▶ [Request] Report how many lines contain "сведения"; state the number and nothing else.

▶ [Data section]
══════════

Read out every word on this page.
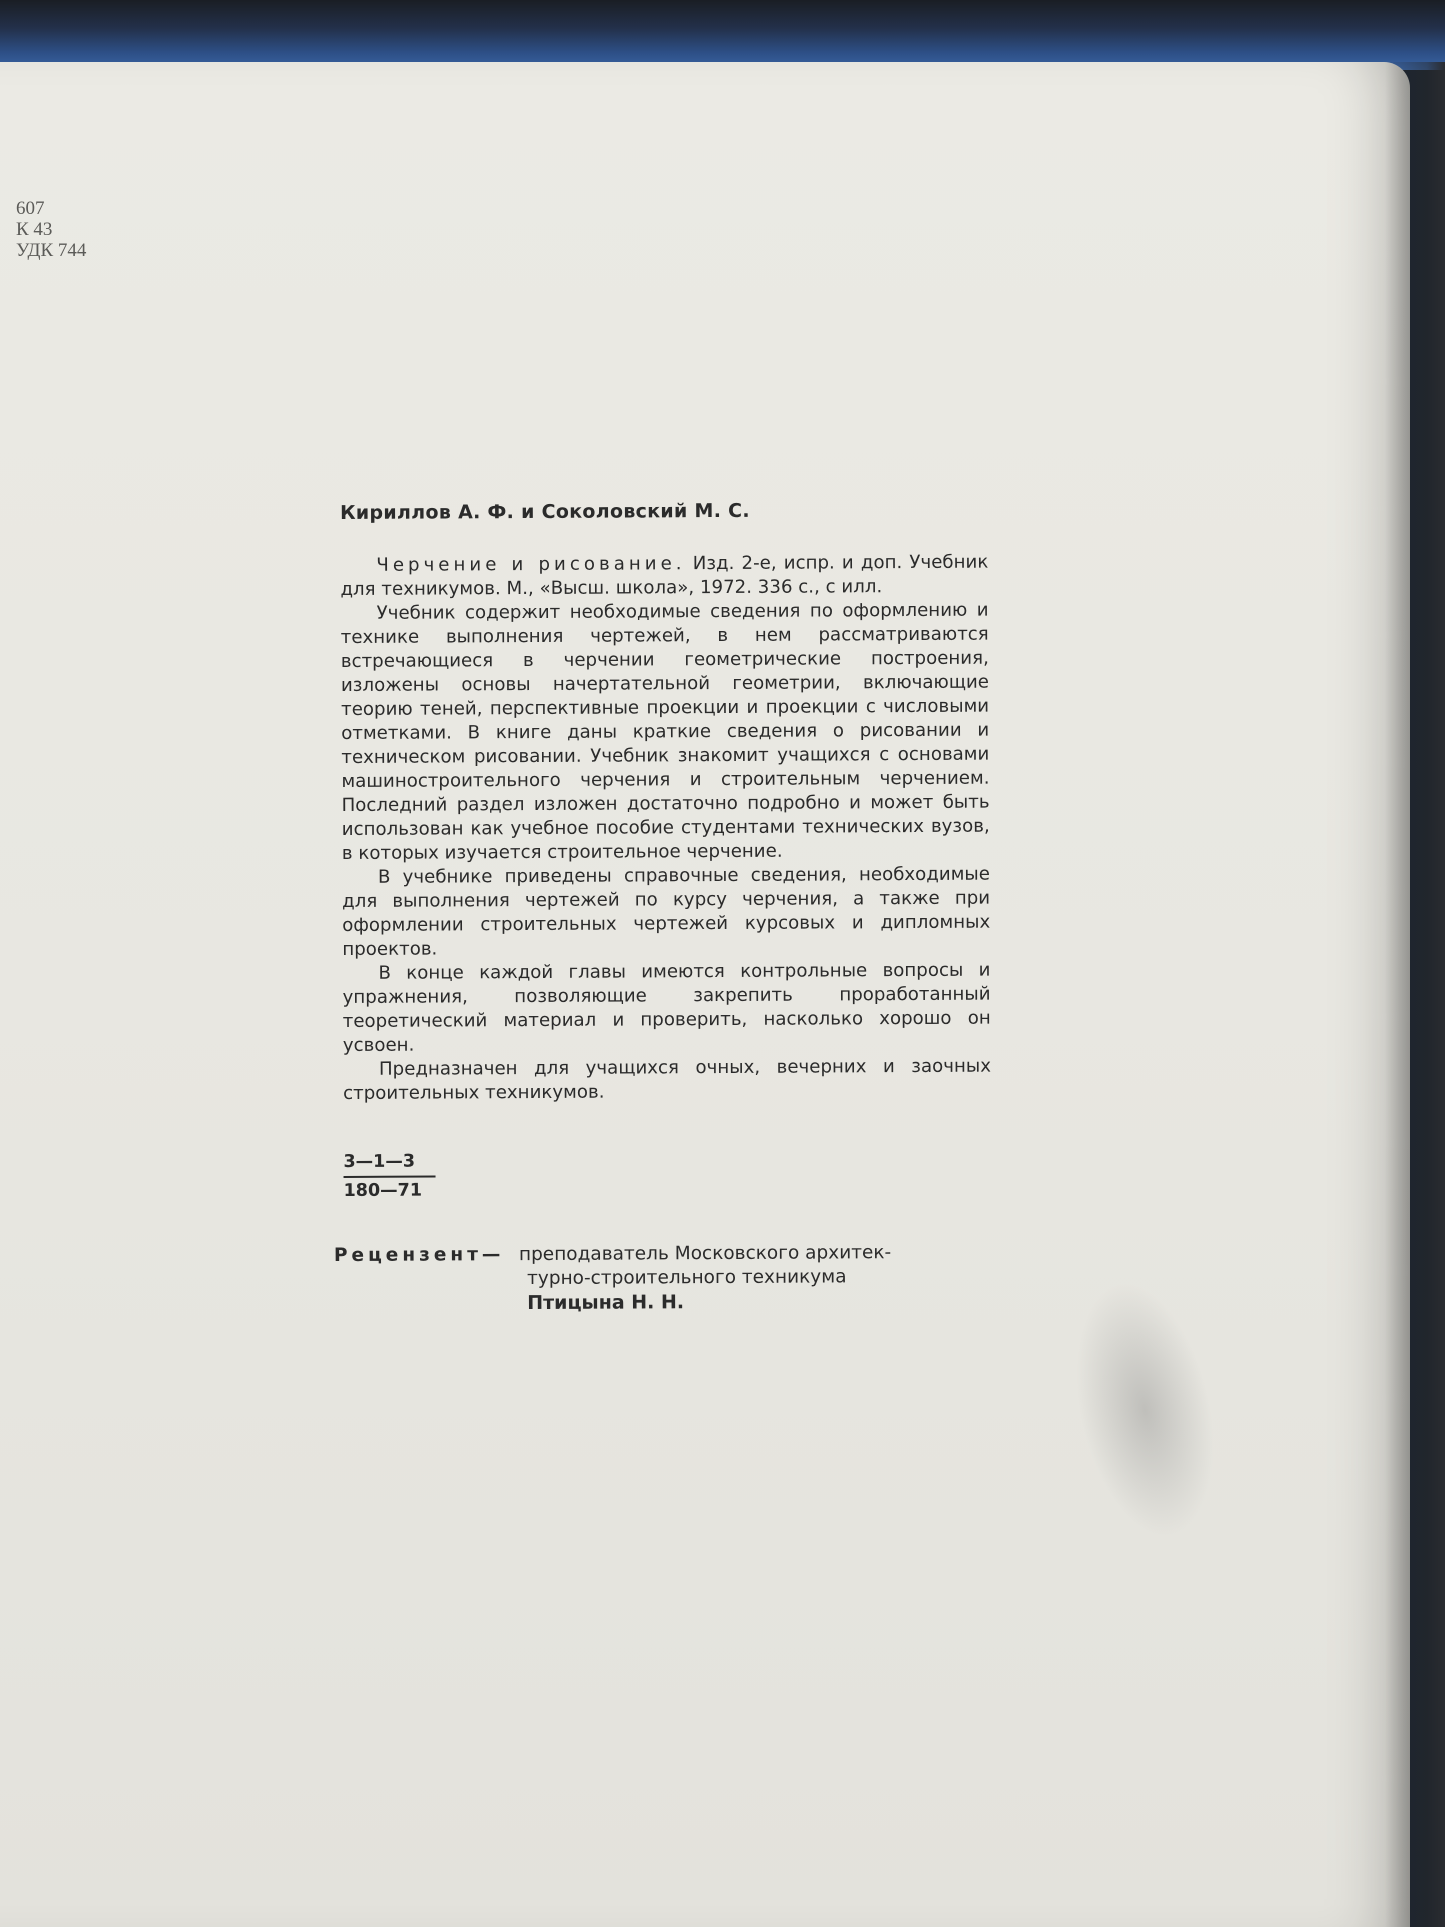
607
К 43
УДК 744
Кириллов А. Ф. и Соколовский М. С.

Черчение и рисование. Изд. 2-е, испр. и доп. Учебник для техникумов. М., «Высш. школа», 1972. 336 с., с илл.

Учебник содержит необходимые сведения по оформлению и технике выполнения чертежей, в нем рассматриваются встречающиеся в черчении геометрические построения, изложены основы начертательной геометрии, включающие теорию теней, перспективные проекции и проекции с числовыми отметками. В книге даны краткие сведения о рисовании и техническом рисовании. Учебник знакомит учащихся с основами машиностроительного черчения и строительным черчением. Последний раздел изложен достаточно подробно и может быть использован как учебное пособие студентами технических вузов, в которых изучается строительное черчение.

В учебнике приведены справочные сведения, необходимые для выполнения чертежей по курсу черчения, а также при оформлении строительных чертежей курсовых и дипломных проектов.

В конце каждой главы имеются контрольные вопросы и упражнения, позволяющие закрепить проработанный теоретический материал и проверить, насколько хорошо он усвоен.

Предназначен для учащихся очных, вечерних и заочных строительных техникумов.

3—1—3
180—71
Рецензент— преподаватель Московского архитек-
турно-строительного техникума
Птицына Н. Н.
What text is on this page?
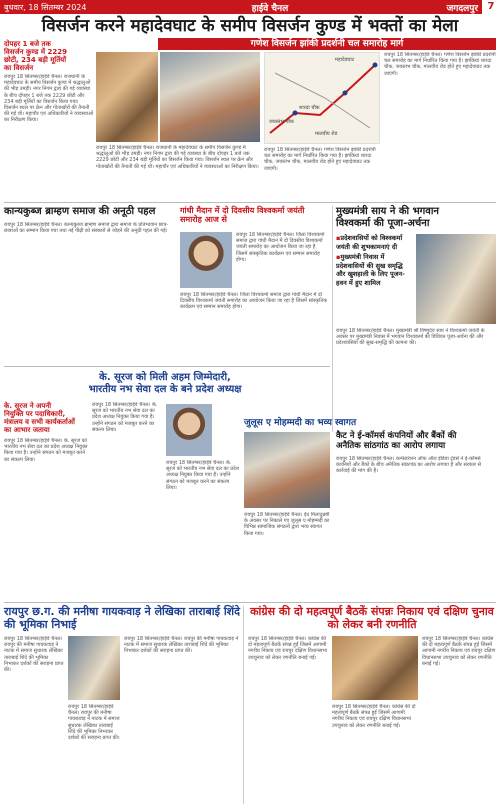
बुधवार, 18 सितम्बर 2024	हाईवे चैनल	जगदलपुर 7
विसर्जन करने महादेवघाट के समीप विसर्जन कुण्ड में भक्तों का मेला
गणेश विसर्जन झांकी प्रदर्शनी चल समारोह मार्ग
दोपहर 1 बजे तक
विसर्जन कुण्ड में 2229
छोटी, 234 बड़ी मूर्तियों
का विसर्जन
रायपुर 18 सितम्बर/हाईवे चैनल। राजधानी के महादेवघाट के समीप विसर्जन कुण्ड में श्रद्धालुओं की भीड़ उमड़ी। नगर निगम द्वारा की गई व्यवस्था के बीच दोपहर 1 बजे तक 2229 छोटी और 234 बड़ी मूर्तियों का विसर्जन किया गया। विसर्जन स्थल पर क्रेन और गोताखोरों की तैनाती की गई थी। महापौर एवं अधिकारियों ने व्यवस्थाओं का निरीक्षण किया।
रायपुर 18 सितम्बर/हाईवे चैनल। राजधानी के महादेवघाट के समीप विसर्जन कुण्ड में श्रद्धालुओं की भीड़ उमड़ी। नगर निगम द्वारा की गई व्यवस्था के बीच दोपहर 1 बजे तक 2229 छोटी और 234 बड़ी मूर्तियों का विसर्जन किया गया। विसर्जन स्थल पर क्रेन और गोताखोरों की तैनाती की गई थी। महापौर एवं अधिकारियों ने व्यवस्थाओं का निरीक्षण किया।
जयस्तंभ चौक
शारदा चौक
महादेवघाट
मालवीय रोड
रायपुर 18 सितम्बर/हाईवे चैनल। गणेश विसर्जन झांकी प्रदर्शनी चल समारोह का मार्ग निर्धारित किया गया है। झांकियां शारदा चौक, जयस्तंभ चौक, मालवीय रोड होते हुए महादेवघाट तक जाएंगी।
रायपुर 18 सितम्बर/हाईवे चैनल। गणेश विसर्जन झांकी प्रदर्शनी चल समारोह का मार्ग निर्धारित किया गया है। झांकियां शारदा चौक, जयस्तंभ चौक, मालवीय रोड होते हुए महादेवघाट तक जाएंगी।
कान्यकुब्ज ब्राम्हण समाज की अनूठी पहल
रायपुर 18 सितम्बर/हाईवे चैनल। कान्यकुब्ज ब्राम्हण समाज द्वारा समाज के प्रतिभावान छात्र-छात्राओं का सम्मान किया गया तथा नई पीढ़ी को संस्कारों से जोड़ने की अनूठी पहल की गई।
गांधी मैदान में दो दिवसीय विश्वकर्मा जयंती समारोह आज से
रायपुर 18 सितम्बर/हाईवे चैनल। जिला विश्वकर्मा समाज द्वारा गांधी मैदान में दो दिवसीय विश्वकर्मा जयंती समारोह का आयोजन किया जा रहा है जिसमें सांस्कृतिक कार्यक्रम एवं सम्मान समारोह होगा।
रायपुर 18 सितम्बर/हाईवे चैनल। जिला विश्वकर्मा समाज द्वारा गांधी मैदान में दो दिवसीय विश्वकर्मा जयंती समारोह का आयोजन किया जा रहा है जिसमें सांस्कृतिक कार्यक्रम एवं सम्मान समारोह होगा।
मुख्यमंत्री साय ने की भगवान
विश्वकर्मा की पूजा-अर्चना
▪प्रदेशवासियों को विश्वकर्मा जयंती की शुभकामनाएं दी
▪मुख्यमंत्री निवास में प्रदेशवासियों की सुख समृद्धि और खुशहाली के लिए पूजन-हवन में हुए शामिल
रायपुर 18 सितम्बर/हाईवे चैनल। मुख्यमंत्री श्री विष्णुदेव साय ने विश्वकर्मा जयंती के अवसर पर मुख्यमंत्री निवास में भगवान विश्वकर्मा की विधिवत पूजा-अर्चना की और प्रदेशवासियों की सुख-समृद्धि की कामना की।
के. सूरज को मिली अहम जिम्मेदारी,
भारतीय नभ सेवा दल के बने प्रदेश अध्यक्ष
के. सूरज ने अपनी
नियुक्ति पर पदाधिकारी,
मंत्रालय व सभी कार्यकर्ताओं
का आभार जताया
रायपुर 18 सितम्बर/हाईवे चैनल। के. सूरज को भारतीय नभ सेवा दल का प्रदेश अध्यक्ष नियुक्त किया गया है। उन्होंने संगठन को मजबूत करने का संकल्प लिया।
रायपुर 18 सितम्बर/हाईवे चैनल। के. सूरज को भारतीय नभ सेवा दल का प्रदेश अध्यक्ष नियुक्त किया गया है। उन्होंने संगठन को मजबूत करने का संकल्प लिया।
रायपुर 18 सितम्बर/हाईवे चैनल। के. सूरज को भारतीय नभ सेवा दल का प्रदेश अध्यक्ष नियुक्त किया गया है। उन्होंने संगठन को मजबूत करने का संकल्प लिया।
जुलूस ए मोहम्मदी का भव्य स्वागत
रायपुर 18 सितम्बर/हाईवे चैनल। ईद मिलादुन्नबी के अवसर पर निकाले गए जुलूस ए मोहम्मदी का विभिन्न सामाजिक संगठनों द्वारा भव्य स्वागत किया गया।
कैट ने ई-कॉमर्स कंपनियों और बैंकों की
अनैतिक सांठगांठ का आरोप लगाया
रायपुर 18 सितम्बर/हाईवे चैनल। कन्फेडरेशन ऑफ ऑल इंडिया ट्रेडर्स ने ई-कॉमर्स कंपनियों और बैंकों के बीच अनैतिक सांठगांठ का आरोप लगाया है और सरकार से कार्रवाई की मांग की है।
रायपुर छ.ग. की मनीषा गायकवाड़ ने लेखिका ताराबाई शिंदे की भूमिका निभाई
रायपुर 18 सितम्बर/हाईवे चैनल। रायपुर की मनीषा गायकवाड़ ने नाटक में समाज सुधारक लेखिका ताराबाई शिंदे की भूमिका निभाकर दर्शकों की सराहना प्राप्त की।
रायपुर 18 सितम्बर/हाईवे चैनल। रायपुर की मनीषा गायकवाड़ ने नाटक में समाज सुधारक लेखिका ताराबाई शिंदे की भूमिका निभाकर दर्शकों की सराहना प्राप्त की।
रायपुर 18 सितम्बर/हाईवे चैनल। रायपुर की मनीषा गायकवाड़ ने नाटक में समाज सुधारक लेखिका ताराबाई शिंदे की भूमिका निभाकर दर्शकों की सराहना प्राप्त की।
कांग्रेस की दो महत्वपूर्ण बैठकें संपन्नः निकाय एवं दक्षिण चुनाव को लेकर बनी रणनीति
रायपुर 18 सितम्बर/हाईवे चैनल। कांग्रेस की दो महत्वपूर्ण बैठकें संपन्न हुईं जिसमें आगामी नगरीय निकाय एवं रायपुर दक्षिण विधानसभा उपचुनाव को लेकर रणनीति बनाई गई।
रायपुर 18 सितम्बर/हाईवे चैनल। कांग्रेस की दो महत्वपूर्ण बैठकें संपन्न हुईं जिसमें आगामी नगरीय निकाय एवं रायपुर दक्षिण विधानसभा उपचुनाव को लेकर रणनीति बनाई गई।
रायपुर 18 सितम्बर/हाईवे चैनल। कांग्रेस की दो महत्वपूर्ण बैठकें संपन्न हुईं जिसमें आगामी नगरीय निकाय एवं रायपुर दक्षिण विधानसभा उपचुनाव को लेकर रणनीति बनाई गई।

══════════

▶ [Solution for this task] 2